## EXERCISE MATERIALS
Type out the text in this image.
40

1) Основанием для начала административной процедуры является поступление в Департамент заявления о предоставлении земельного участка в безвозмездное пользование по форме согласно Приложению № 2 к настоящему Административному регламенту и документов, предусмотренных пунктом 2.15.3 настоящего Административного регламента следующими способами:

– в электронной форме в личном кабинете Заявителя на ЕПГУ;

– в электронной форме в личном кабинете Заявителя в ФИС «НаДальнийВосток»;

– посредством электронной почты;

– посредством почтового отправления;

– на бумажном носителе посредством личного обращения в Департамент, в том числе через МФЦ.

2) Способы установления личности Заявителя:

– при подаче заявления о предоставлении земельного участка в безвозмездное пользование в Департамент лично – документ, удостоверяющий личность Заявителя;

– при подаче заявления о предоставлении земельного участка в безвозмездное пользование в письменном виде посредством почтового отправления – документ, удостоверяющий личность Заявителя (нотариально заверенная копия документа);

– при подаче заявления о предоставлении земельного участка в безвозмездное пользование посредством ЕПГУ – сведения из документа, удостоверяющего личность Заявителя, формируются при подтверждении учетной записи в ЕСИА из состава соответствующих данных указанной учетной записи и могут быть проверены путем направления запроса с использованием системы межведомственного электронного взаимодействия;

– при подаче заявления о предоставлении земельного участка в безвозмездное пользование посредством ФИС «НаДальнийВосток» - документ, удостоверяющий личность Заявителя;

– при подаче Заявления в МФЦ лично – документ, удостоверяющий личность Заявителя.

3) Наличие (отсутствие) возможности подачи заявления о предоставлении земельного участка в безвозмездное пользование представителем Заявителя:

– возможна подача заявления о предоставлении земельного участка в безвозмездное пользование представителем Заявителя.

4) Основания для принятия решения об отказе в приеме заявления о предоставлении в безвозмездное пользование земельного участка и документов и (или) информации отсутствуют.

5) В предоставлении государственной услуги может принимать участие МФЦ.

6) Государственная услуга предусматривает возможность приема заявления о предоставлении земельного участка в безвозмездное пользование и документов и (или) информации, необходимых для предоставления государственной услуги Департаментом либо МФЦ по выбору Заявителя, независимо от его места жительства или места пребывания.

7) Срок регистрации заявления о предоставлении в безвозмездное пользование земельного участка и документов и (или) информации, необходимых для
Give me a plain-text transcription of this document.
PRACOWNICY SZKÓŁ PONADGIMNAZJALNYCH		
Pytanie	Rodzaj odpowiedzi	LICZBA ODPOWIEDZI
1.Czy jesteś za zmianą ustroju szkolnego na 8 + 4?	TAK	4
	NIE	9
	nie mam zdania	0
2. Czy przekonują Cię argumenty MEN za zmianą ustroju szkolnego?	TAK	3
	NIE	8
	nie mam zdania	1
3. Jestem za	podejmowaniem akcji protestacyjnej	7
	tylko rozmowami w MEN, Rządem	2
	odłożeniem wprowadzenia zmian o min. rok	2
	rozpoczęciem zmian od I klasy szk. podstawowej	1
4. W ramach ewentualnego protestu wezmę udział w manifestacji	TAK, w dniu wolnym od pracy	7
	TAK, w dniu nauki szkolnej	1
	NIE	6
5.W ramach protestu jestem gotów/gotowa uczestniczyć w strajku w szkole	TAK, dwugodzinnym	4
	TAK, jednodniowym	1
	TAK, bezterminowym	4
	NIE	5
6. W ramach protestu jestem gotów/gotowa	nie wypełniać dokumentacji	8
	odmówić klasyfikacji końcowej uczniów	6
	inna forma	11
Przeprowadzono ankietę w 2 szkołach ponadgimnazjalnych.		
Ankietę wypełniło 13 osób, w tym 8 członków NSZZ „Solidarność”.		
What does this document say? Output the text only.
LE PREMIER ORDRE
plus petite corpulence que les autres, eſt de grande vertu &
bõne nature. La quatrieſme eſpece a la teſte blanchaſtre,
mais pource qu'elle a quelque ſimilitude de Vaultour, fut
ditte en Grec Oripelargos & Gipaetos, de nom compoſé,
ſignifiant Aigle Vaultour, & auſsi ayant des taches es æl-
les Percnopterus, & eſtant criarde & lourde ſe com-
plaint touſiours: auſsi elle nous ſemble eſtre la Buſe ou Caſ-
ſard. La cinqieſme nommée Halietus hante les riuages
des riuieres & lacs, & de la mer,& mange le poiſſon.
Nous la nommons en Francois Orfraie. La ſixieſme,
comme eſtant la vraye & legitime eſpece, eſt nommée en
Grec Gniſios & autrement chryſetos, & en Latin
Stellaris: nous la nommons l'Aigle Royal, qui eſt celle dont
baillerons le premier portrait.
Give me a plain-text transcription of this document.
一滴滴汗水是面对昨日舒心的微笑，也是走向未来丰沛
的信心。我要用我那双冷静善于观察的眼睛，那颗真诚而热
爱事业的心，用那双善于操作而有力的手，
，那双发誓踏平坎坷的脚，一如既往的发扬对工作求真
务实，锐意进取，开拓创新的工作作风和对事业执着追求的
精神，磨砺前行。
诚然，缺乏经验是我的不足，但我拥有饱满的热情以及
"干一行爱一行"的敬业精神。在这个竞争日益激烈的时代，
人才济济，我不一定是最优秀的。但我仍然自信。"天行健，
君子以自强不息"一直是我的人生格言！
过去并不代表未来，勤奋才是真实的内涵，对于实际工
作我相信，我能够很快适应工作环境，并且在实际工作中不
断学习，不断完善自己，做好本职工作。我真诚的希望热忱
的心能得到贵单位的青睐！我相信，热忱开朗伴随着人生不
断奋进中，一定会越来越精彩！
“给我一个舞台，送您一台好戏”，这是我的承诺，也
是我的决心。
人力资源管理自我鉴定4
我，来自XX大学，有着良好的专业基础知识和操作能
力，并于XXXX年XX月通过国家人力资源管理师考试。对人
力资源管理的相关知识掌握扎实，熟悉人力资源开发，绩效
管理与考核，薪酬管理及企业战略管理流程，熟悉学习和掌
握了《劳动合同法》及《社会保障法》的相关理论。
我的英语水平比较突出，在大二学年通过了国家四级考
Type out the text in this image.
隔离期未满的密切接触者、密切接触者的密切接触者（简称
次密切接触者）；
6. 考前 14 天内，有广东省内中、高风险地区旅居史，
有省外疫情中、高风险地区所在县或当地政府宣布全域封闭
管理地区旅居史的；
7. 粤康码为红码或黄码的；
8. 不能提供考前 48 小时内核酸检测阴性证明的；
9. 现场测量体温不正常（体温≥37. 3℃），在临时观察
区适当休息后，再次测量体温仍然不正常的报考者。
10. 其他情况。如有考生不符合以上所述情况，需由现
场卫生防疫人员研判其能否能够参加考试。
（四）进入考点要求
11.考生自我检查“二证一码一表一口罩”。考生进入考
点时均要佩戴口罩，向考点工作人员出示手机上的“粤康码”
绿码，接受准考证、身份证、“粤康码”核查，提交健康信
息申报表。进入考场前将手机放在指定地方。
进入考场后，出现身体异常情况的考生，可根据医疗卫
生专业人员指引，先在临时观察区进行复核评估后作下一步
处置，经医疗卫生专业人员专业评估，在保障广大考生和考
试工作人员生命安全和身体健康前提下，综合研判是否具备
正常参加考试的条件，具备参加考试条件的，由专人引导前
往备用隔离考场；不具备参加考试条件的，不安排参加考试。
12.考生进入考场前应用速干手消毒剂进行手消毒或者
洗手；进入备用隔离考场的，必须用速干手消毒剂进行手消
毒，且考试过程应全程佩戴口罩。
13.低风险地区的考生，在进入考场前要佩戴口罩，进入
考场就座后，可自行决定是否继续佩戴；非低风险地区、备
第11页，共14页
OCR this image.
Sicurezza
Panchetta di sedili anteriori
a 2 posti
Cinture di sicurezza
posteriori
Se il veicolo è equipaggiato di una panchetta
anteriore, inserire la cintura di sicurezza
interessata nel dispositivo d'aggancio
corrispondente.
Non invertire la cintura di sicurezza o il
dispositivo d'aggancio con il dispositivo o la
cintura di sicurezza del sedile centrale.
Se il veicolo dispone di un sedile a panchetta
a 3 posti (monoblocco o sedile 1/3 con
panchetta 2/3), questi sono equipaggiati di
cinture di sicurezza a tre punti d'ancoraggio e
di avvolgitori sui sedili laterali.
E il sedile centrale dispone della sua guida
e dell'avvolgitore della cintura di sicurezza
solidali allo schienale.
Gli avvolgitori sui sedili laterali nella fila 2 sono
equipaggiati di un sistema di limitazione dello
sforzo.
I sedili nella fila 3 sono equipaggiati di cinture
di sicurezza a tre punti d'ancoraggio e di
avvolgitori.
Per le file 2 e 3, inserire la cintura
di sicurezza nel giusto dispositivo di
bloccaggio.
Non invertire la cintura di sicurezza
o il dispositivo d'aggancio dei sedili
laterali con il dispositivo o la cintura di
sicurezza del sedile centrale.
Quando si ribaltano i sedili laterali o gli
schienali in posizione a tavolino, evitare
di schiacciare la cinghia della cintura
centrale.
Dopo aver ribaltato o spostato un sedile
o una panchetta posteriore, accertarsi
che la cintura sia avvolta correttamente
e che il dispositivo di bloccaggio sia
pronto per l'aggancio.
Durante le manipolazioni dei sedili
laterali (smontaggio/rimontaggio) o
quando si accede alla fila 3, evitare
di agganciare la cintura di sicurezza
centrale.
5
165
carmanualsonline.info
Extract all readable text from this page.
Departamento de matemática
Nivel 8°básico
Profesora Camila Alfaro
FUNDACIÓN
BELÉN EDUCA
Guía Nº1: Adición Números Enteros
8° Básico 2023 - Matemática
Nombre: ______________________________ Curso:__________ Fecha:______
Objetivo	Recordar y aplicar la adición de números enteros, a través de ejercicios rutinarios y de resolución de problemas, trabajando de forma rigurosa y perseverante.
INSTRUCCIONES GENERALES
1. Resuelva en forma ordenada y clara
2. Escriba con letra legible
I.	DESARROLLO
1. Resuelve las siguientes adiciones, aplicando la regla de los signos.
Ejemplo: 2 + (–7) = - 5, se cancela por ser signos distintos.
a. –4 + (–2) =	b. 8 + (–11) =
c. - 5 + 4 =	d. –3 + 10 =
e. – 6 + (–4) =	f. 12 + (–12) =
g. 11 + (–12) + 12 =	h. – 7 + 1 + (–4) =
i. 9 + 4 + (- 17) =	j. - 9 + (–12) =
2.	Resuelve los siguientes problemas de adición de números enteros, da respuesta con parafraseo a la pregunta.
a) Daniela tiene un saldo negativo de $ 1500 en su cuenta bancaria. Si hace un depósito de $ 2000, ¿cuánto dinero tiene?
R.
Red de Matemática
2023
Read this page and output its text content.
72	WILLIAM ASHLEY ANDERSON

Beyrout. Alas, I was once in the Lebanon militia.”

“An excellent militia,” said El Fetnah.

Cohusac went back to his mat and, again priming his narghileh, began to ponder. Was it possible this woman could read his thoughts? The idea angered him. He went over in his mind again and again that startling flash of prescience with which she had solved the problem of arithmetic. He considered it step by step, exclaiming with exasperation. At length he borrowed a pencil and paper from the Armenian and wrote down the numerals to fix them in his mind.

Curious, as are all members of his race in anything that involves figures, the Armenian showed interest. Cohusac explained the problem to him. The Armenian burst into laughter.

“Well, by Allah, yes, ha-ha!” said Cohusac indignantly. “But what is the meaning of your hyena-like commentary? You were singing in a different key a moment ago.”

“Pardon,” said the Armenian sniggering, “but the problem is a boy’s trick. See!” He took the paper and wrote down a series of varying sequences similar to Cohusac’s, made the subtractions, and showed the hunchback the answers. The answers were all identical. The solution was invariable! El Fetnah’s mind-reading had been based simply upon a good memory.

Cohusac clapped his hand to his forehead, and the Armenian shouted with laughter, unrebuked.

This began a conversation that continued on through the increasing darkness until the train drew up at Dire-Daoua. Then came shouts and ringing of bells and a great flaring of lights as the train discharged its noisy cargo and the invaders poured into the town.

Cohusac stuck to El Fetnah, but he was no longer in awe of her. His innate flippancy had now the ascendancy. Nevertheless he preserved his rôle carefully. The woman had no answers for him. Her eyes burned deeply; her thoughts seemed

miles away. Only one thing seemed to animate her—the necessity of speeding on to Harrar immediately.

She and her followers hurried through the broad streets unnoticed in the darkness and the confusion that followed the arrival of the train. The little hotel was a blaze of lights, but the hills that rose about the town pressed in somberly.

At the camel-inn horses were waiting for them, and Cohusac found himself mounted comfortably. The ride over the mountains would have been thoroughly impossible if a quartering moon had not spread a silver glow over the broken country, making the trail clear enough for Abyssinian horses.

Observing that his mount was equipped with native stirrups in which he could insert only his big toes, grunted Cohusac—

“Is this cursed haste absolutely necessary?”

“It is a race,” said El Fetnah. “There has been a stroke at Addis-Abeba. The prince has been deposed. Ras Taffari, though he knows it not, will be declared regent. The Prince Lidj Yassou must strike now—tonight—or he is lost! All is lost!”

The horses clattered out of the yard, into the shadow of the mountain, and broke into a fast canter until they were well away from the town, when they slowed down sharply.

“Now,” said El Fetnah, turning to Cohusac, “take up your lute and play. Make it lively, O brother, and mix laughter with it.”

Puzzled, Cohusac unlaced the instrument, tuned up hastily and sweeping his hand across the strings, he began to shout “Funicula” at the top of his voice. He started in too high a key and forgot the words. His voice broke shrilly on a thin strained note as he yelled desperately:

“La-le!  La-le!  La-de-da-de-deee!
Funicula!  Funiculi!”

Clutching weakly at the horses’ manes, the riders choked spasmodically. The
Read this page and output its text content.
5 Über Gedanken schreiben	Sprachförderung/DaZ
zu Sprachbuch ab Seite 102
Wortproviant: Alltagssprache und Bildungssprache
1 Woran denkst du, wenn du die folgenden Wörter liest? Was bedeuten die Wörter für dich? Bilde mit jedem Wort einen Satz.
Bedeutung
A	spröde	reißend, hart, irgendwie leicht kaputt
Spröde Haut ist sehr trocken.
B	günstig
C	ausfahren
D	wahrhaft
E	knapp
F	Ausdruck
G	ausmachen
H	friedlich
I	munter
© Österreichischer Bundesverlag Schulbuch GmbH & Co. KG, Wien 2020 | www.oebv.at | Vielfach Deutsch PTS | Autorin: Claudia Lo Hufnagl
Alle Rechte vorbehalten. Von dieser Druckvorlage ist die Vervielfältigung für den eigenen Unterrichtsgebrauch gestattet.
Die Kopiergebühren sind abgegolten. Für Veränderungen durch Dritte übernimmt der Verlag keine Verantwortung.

## TASK REQUIREMENTS
Count the lines of the listing above that include the word "sedile" and state the total with nothing else.

## RIGHT ANSWER
6